Please copy the records below word for word, starting with the line that contains "text-field[interactable]: 09:00 <box>357" and ending with the line that contains "time-label: ساعت <box>441 174 471 191</box>", both included.

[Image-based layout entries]
[start]
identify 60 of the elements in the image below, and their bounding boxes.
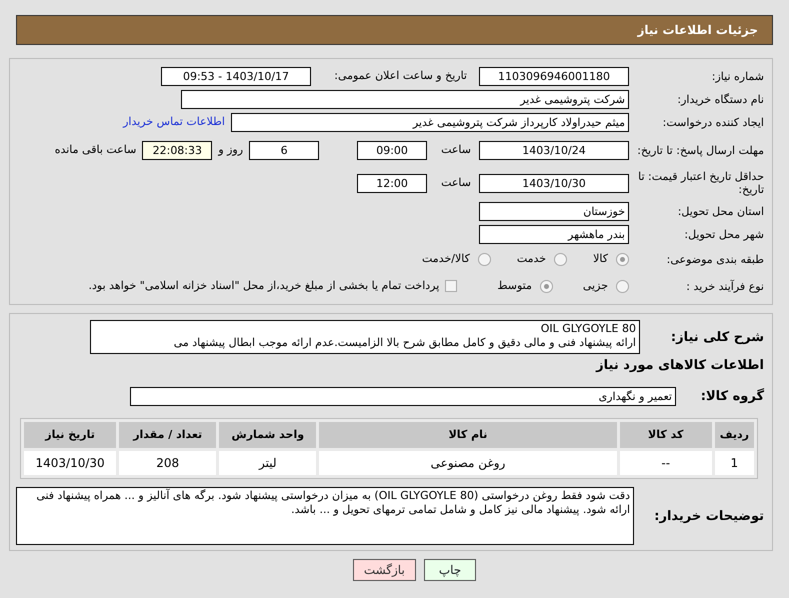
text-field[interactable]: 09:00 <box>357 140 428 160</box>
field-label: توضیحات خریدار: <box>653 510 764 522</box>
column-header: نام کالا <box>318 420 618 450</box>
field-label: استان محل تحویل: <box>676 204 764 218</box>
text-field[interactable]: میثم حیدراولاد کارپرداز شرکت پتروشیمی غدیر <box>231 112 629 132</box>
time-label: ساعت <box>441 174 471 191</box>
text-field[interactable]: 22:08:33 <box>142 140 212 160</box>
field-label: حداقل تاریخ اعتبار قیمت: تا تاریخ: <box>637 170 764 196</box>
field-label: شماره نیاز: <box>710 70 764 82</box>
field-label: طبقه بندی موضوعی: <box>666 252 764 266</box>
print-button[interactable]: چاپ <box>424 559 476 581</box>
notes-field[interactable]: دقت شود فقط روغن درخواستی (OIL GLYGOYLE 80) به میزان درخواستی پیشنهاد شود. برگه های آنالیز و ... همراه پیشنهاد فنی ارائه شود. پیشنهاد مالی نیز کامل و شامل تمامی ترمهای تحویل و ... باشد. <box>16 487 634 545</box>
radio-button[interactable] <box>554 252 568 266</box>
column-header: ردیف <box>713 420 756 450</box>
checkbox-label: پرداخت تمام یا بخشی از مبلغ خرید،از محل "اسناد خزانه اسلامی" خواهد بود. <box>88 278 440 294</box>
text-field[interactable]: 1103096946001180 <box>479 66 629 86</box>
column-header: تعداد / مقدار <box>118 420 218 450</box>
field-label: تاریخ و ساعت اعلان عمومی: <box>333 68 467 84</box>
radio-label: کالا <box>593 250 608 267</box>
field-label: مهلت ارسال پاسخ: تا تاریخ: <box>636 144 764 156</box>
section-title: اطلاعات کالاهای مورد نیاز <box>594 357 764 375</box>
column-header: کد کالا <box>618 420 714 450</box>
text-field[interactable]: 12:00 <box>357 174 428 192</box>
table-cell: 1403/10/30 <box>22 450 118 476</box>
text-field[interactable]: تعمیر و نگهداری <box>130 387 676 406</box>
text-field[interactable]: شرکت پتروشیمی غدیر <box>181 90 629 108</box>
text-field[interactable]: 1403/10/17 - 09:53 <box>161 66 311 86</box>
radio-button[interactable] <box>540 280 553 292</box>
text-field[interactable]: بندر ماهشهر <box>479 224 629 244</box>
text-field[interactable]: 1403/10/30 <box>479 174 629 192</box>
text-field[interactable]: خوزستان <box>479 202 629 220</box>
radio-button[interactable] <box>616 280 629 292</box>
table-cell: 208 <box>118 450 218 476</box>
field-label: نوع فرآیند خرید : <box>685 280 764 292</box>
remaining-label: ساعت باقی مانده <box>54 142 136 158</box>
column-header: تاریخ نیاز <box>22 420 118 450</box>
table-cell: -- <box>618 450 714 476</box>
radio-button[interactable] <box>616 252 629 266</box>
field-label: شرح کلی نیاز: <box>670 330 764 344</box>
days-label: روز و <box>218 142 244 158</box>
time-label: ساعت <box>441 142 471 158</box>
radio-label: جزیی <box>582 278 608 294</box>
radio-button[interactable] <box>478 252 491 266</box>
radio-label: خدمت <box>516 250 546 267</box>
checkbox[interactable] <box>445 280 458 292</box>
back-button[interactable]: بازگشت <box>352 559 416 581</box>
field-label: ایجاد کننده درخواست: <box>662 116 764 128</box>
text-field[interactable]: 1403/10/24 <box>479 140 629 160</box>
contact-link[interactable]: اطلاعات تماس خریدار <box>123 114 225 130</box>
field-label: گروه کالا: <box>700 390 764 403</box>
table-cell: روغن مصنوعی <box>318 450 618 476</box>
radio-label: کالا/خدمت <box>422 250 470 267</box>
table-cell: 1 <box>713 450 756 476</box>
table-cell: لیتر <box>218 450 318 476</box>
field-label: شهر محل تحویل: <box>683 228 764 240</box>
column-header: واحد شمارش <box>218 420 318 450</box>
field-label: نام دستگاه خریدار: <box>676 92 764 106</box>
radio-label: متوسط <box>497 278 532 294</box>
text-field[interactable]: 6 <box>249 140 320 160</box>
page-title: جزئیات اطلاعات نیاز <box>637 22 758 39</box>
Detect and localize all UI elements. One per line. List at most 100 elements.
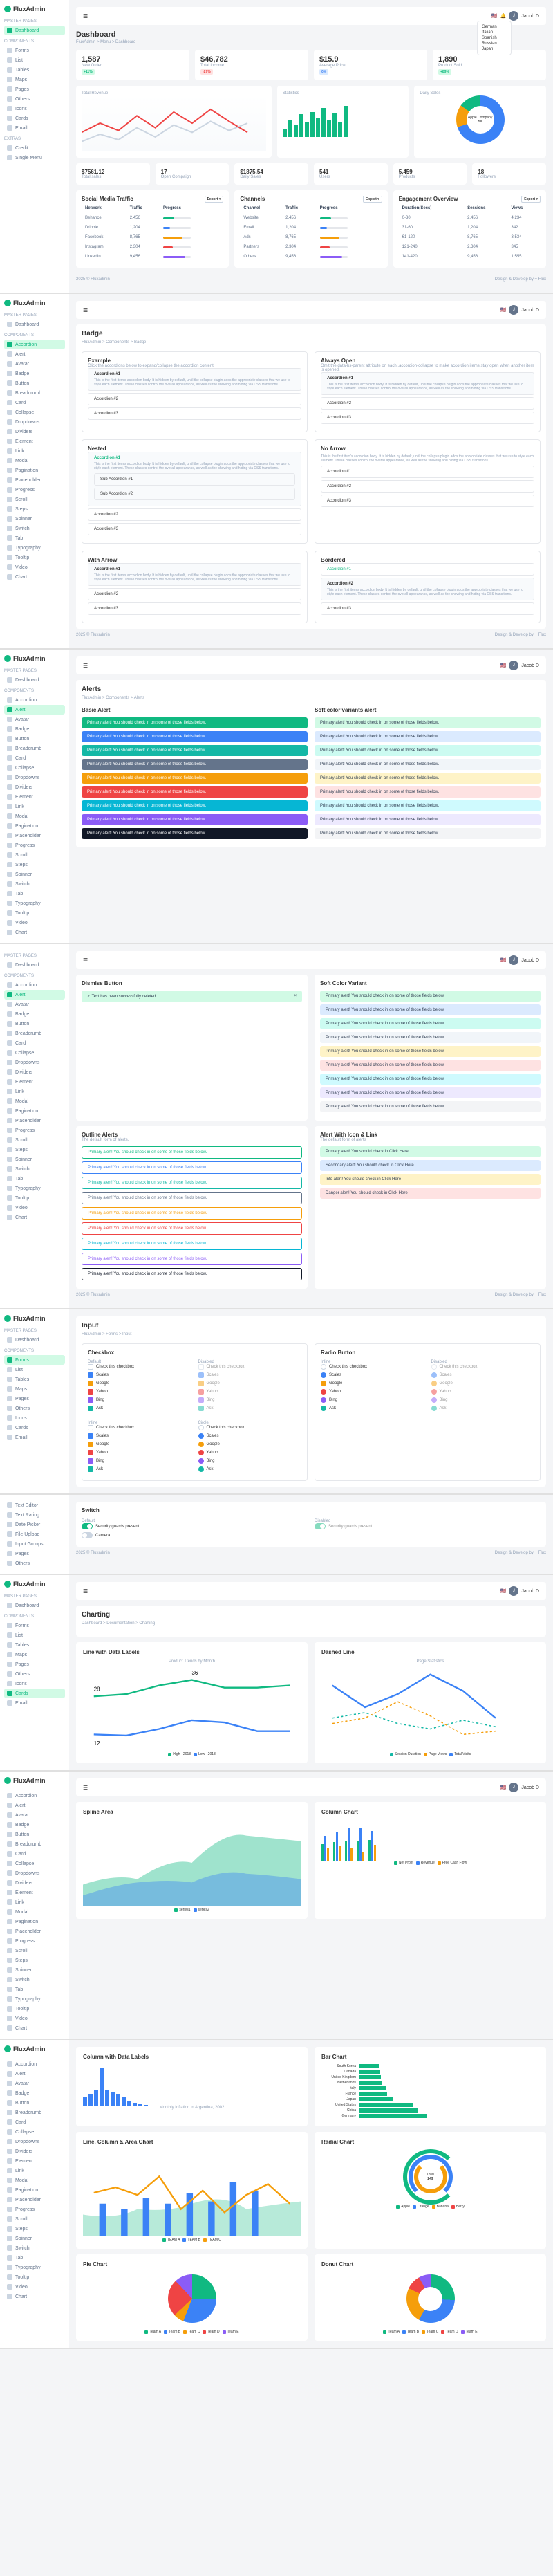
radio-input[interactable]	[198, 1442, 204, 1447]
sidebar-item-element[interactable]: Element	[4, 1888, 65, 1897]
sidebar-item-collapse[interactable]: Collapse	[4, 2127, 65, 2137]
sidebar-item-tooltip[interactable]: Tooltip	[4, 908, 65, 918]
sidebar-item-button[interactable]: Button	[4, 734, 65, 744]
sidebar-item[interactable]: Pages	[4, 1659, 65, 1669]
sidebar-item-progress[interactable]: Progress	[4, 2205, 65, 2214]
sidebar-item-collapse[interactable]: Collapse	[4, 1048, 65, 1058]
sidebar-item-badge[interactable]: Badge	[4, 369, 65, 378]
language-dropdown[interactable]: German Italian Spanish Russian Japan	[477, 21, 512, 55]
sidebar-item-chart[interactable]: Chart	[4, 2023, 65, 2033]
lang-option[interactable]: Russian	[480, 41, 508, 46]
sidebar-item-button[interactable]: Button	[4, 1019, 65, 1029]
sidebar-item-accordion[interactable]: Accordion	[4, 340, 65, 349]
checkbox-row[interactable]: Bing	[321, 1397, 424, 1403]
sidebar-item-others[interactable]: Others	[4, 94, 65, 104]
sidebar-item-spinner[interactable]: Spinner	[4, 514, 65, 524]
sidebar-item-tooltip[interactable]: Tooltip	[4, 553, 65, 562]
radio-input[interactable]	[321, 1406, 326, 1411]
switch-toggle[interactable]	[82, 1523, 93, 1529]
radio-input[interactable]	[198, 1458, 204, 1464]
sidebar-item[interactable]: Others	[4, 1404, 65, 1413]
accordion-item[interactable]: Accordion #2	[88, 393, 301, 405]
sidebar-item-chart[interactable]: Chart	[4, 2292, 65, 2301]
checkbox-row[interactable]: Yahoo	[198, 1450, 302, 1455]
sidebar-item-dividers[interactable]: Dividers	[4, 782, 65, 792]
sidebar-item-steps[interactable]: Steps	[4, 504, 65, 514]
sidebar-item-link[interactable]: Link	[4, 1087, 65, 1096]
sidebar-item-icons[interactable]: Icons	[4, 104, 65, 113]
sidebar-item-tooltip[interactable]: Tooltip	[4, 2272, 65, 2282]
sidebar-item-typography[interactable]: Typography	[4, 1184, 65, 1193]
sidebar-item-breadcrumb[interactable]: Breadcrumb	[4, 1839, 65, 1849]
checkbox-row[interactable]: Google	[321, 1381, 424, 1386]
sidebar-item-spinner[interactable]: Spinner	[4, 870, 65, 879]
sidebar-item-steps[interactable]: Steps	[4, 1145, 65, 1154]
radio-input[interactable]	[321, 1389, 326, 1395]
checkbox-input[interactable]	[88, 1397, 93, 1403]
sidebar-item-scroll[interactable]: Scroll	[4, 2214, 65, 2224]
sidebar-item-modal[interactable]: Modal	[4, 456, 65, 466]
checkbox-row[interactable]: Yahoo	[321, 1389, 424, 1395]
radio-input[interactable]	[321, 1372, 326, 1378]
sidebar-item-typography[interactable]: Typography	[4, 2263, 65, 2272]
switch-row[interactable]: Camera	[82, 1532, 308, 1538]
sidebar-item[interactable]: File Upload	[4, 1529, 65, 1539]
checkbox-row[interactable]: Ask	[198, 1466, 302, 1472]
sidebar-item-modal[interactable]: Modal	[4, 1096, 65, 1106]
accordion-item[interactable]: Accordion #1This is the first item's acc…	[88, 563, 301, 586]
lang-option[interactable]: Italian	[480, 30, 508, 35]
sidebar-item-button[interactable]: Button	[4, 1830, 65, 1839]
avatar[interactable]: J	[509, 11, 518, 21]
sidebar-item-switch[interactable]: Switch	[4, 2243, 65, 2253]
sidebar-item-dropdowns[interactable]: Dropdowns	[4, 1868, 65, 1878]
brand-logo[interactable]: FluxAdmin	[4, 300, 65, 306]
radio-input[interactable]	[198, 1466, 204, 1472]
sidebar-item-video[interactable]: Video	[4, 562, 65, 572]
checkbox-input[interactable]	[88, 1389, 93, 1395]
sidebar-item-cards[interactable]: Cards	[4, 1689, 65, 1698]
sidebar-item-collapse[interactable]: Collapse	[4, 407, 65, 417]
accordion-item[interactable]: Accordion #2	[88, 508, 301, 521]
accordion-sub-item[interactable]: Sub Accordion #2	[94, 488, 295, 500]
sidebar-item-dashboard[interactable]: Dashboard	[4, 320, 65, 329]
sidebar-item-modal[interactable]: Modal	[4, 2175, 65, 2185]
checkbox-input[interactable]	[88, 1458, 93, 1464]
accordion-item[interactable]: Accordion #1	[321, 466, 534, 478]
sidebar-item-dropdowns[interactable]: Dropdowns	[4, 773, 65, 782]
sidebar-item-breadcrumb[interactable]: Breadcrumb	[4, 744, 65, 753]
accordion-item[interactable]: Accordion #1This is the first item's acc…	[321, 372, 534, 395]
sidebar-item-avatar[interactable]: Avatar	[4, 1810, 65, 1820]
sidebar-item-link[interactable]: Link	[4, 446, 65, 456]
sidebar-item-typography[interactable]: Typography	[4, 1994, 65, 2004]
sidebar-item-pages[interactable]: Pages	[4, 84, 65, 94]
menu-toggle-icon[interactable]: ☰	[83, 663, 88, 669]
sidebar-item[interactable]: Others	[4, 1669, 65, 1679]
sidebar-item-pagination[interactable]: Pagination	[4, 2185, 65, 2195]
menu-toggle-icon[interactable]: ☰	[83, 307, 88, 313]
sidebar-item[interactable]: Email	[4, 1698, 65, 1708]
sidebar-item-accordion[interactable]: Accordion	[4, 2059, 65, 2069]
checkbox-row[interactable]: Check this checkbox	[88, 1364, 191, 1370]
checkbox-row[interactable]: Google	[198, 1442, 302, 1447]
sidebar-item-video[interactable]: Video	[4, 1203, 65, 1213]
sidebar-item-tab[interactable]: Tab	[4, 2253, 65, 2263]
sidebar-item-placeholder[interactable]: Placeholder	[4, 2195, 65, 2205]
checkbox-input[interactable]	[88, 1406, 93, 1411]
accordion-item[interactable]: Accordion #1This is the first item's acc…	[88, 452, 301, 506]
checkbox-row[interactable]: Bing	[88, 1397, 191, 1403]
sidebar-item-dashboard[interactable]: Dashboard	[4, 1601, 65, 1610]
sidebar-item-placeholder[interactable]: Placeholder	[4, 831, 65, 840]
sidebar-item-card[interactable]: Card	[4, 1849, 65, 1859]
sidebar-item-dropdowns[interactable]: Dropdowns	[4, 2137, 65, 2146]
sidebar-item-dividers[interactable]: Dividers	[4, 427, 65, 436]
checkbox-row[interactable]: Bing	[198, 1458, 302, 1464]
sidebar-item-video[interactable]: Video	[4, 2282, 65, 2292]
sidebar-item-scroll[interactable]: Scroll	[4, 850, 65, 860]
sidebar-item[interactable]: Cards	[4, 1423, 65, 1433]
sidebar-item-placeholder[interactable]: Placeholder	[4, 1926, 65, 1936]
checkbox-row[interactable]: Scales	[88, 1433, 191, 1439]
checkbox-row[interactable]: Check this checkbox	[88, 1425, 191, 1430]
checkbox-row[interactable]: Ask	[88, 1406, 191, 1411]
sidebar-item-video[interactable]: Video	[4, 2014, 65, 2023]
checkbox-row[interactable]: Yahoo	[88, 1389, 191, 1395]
[end]
[start]
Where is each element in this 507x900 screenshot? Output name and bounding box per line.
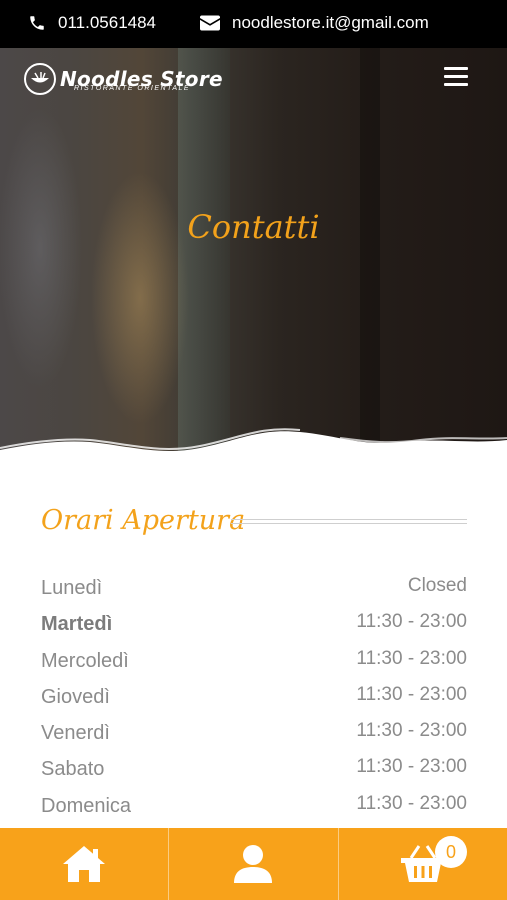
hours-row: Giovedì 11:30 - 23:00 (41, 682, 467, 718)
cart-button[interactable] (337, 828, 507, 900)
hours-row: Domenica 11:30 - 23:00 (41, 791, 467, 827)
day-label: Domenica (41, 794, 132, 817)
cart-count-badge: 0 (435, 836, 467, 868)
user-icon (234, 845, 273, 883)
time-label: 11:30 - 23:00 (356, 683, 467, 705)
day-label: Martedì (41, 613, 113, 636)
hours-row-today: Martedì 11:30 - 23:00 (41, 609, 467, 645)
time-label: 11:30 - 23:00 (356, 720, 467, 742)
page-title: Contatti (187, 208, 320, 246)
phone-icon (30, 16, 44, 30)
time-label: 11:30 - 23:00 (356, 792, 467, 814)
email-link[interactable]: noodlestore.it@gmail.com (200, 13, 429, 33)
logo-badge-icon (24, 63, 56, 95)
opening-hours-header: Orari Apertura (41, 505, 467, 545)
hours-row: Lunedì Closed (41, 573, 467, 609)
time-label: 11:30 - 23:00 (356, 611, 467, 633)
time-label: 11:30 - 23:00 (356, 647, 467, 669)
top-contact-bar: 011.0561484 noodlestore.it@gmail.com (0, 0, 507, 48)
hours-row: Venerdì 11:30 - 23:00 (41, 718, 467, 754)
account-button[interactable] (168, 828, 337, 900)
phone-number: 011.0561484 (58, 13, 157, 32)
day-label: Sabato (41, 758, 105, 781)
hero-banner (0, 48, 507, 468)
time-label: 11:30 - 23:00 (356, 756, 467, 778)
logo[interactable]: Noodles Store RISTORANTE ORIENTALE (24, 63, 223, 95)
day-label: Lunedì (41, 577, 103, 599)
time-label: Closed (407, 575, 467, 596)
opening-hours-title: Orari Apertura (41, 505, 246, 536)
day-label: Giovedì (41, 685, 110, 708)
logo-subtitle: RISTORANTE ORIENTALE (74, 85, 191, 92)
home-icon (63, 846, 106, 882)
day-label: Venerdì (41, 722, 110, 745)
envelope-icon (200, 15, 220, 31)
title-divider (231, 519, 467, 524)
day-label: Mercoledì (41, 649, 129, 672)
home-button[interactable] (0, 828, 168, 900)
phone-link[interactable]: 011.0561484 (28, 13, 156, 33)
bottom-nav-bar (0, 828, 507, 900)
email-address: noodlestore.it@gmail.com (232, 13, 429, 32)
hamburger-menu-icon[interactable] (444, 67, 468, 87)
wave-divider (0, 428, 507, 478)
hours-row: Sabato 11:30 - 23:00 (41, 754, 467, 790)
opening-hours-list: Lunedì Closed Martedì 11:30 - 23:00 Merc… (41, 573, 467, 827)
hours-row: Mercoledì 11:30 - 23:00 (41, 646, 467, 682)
[end]
TASK OUTPUT:
text-field[interactable]: 09:00 <box>357 140 428 160</box>
field-label: توضیحات خریدار: <box>653 510 764 522</box>
column-header: نام کالا <box>318 420 618 450</box>
field-label: استان محل تحویل: <box>676 204 764 218</box>
text-field[interactable]: میثم حیدراولاد کارپرداز شرکت پتروشیمی غدیر <box>231 112 629 132</box>
time-label: ساعت <box>441 174 471 191</box>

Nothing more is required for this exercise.